* [Saved data entries]:

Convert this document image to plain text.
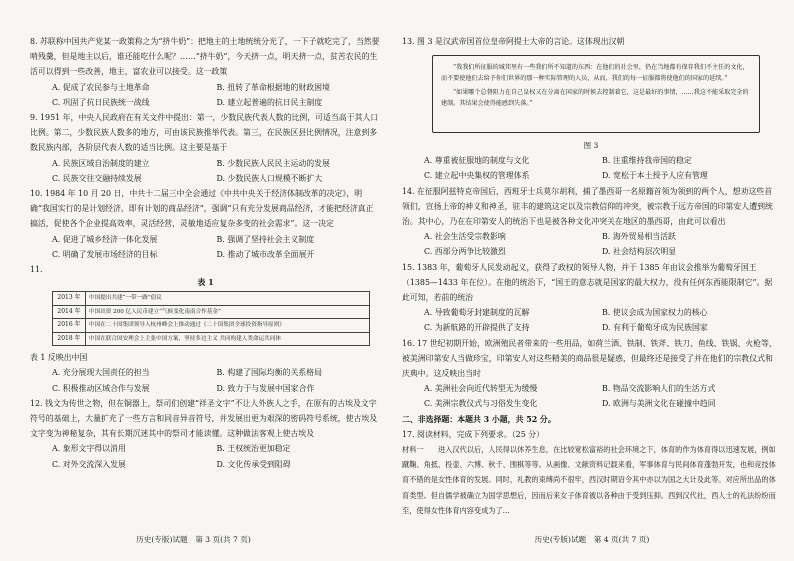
8. 苏联称中国共产党某一政策称之为“挤牛奶”：把地主的土地统统分光了，一下子就吃完了，当然要啃残羹，但是地主以后，谁还能吃什么呢？……“挤牛奶”，今天挤一点，明天挤一点，贫苦农民的生活可以得到一些改善，地主，富农业可以接受。这一政策

A. 促成了农民参与土地革命	B. 扭转了革命根据地的财政困境
C. 巩固了抗日民族统一战线	D. 建立起普遍的抗日民主制度

9. 1951 年，中央人民政府在有关文件中提出：第一，少数民族代表人数的比例，可适当高于其人口比例。第二，少数民族人数多的地方，可由该民族推举代表。第三，在民族区县比例情况，注意到多数民族内部，各阶层代表人数的适当比例。这主要是基于

A. 民族区域自治制度的建立	B. 少数民族人民民主运动的发展
C. 民族交往交融持续发展	D. 少数民族人口规模不断扩大

10. 1984 年 10 月 20 日，中共十二届三中全会通过《中共中央关于经济体制改革的决定》，明确“我国实行的是计划经济，即有计划的商品经济”，强调“只有充分发展商品经济，才能把经济真正搞活，促使各个企业提高效率，灵活经营，灵敏地适应复杂多变的社会需求”。这一决定

A. 促进了城乡经济一体化发展	B. 强调了坚持社会主义制度
C. 明确了发展市场经济的目标	D. 推动了城市改革全面展开

11.

表 1
2013 年	中国提出共建“一带一路”倡议
2014 年	中国出资 200 亿人民币建立“气候变化南南合作基金”
2016 年	中国在二十国集团领导人杭州峰会上推动通过《二十国集团全球投资指导原则》
2018 年	中国在联合国安理会上主张中国方案，坚持多边主义 共同构建人类命运共同体

表 1 反映出中国

A. 充分展现大国责任的担当	B. 构建了国际均衡的关系格局
C. 积极推动区域合作与发展	D. 致力于与发展中国家合作

12. 钱文为传世之物，但在铜器上，祭司们创建“祥圣文字”不让人外族人之手，在原有的古埃及文字符号的基础上，大量扩充了一些方言和同音异音符号，并发展出更为艰深的密码符号系统，使古埃及文字变为神秘复杂，其有长期沉迷其中的祭司才能读懂。这种做法客观上使古埃及

A. 象形文字得以消用	B. 王权统治更加稳定
C. 对外交流深入发展	D. 文化传承受到阻碍

13. 图 3 是汉武帝国首位皇帝阿提士大帝的言论。这体现出汉朝

“我我们所征服的城邦里有一些我们所不知道的东西：在他们的社会里，仍在当地都有保存我们不主任的文化，而不要使他们去给予你们世界的那一种实际管理的人员，从而，我们的每一征服都将使他们的国家的延续。”

“如果哪个总督阻力在自己皇权又在分离在国家的时候去控制着它，这是最好的事情，……我这不能采取完全的建制。其结果会使得能感到失落。”

图 3
A. 尊重被征服地的制度与文化	B. 注重维持我帝国的稳定
C. 建立起中央集权的管理体系	D. 宽松于本土授予人应有管理

14. 在征服阿兹特克帝国后，西班牙士兵莫尔胡利，捕了墨西哥一名原籍首领为领到的两个人，想劝这些首领们，宣扬上帝的神义和神圣，驻丰的建筑这定以及宗教信仰的冲突，被宗教于远方帝国的印第安人遭到统治。其中心，乃在在印第安人的统治下也是被各种文化冲突关在地区的墨西哥，由此可以看出

A. 社会生活受宗教影响	B. 海外贸易相当活跃
C. 西部分两争比较激烈	D. 社会结构层次明显

15. 1383 年，葡萄牙人民发动起义，获得了政权的领导人物，并于 1385 年由议会推举为葡萄牙国王（1385—1433 年在位）。在他的统治下，“国王的意志就是国家的最大权力，没有任何东西能限制它”。据此可知，若前的统治

A. 导致葡萄牙封建制度的瓦解	B. 使议会成为国家权力的核心
C. 为新航路的开辟提供了支持	D. 有利于葡萄牙成为民族国家

16. 17 世纪初期开始，欧洲殖民者带来的一些用品，如荷兰酒、铁制、铁斧、铁刀、鱼线、铁锅、火枪等，被美洲印第安人当做珍宝，印第安人对这些精美的商品很是疑惑，但最终还是接受了并在他们的宗教仪式和庆典中。这反映出当时

A. 美洲社会向近代转型无为缓慢	B. 物品交流影响人们的生活方式
C. 美洲宗教仪式与习俗发生变化	D. 欧洲与美洲文化在碰撞中趋同
二、非选择题：本题共 3 小题，共 52 分。

17. 阅读材料，完成下列要求。（25 分）

材料一　　进入汉代以后，人民得以休养生息，在比较宽松富裕的社会环境之下，体育的作为体育得以迅速发展，例如蹴鞠、角抵、投壶、六博、秋千、围棋等等。从画像、文献资料记载来看，军事体育与民间体育蓬勃开发，也和竞技体育不错的是女性体育的发展。同时，礼教的束缚尚不很牢，西汉时期诏令其中亦以为国之大计及此等。对应所出品的体育类型。但自儒学被确立为国学思想后，因而后来女子体育被以各种由于受到压抑。西到汉代社，西人士的礼法纷纷而至，使得女性体育内容变成为了…
历史(专版)试题　第 3 页(共 7 页)	历史(专版)试题　第 4 页(共 7 页)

* [PROBLEM]:
Copy out the data above exactly, except the pictures.

* [SOLUTION TO THIS PROBLEM]:
Convert this document image to plain text.
8. 苏联称中国共产党某一政策称之为“挤牛奶”：把地主的土地统统分光了，一下子就吃完了，当然要啃残羹，但是地主以后，谁还能吃什么呢？……“挤牛奶”，今天挤一点，明天挤一点，贫苦农民的生活可以得到一些改善，地主，富农业可以接受。这一政策

A. 促成了农民参与土地革命	B. 扭转了革命根据地的财政困境
C. 巩固了抗日民族统一战线	D. 建立起普遍的抗日民主制度

9. 1951 年，中央人民政府在有关文件中提出：第一，少数民族代表人数的比例，可适当高于其人口比例。第二，少数民族人数多的地方，可由该民族推举代表。第三，在民族区县比例情况，注意到多数民族内部，各阶层代表人数的适当比例。这主要是基于

A. 民族区域自治制度的建立	B. 少数民族人民民主运动的发展
C. 民族交往交融持续发展	D. 少数民族人口规模不断扩大

10. 1984 年 10 月 20 日，中共十二届三中全会通过《中共中央关于经济体制改革的决定》，明确“我国实行的是计划经济，即有计划的商品经济”，强调“只有充分发展商品经济，才能把经济真正搞活，促使各个企业提高效率，灵活经营，灵敏地适应复杂多变的社会需求”。这一决定

A. 促进了城乡经济一体化发展	B. 强调了坚持社会主义制度
C. 明确了发展市场经济的目标	D. 推动了城市改革全面展开

11.

表 1
2013 年	中国提出共建“一带一路”倡议
2014 年	中国出资 200 亿人民币建立“气候变化南南合作基金”
2016 年	中国在二十国集团领导人杭州峰会上推动通过《二十国集团全球投资指导原则》
2018 年	中国在联合国安理会上主张中国方案，坚持多边主义 共同构建人类命运共同体

表 1 反映出中国

A. 充分展现大国责任的担当	B. 构建了国际均衡的关系格局
C. 积极推动区域合作与发展	D. 致力于与发展中国家合作

12. 钱文为传世之物，但在铜器上，祭司们创建“祥圣文字”不让人外族人之手，在原有的古埃及文字符号的基础上，大量扩充了一些方言和同音异音符号，并发展出更为艰深的密码符号系统，使古埃及文字变为神秘复杂，其有长期沉迷其中的祭司才能读懂。这种做法客观上使古埃及

A. 象形文字得以消用	B. 王权统治更加稳定
C. 对外交流深入发展	D. 文化传承受到阻碍

13. 图 3 是汉武帝国首位皇帝阿提士大帝的言论。这体现出汉朝

“我我们所征服的城邦里有一些我们所不知道的东西：在他们的社会里，仍在当地都有保存我们不主任的文化，而不要使他们去给予你们世界的那一种实际管理的人员，从而，我们的每一征服都将使他们的国家的延续。”

“如果哪个总督阻力在自己皇权又在分离在国家的时候去控制着它，这是最好的事情，……我这不能采取完全的建制。其结果会使得能感到失落。”

图 3
A. 尊重被征服地的制度与文化	B. 注重维持我帝国的稳定
C. 建立起中央集权的管理体系	D. 宽松于本土授予人应有管理

14. 在征服阿兹特克帝国后，西班牙士兵莫尔胡利，捕了墨西哥一名原籍首领为领到的两个人，想劝这些首领们，宣扬上帝的神义和神圣，驻丰的建筑这定以及宗教信仰的冲突，被宗教于远方帝国的印第安人遭到统治。其中心，乃在在印第安人的统治下也是被各种文化冲突关在地区的墨西哥，由此可以看出

A. 社会生活受宗教影响	B. 海外贸易相当活跃
C. 西部分两争比较激烈	D. 社会结构层次明显

15. 1383 年，葡萄牙人民发动起义，获得了政权的领导人物，并于 1385 年由议会推举为葡萄牙国王（1385—1433 年在位）。在他的统治下，“国王的意志就是国家的最大权力，没有任何东西能限制它”。据此可知，若前的统治

A. 导致葡萄牙封建制度的瓦解	B. 使议会成为国家权力的核心
C. 为新航路的开辟提供了支持	D. 有利于葡萄牙成为民族国家

16. 17 世纪初期开始，欧洲殖民者带来的一些用品，如荷兰酒、铁制、铁斧、铁刀、鱼线、铁锅、火枪等，被美洲印第安人当做珍宝，印第安人对这些精美的商品很是疑惑，但最终还是接受了并在他们的宗教仪式和庆典中。这反映出当时

A. 美洲社会向近代转型无为缓慢	B. 物品交流影响人们的生活方式
C. 美洲宗教仪式与习俗发生变化	D. 欧洲与美洲文化在碰撞中趋同
二、非选择题：本题共 3 小题，共 52 分。

17. 阅读材料，完成下列要求。（25 分）

材料一　　进入汉代以后，人民得以休养生息，在比较宽松富裕的社会环境之下，体育的作为体育得以迅速发展，例如蹴鞠、角抵、投壶、六博、秋千、围棋等等。从画像、文献资料记载来看，军事体育与民间体育蓬勃开发，也和竞技体育不错的是女性体育的发展。同时，礼教的束缚尚不很牢，西汉时期诏令其中亦以为国之大计及此等。对应所出品的体育类型。但自儒学被确立为国学思想后，因而后来女子体育被以各种由于受到压抑。西到汉代社，西人士的礼法纷纷而至，使得女性体育内容变成为了…
历史(专版)试题　第 3 页(共 7 页)	历史(专版)试题　第 4 页(共 7 页)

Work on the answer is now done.